Task statement => Your answer must consist solely of the number of lines that contain the word "document".

Records for processing =>
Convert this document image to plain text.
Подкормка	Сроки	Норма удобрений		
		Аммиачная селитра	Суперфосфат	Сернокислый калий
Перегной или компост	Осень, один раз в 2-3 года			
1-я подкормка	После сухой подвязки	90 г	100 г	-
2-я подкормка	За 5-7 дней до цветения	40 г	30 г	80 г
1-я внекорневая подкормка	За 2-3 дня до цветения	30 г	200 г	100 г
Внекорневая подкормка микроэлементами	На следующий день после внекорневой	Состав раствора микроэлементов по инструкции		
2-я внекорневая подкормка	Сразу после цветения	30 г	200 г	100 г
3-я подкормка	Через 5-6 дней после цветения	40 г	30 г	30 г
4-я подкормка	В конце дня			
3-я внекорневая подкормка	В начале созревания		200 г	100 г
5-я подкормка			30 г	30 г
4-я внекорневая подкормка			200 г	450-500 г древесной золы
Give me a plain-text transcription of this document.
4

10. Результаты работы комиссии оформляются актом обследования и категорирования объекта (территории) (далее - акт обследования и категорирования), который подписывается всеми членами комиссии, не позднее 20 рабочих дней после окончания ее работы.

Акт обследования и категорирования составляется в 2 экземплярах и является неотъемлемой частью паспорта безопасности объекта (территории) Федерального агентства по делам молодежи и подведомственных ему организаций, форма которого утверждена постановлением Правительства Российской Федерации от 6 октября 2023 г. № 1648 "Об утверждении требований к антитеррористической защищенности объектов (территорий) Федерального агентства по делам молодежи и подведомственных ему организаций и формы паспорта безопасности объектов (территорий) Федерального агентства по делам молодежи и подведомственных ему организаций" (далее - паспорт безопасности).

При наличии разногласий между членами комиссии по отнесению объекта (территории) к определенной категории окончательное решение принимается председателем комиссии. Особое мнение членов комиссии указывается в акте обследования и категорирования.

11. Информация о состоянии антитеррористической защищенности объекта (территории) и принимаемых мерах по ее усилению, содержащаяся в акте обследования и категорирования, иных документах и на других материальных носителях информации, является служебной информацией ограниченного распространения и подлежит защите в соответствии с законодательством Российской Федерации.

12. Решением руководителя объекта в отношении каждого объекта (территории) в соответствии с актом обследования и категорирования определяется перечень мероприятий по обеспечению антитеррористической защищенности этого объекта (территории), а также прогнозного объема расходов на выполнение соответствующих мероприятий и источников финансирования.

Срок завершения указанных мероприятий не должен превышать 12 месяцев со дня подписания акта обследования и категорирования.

Expected answer => 2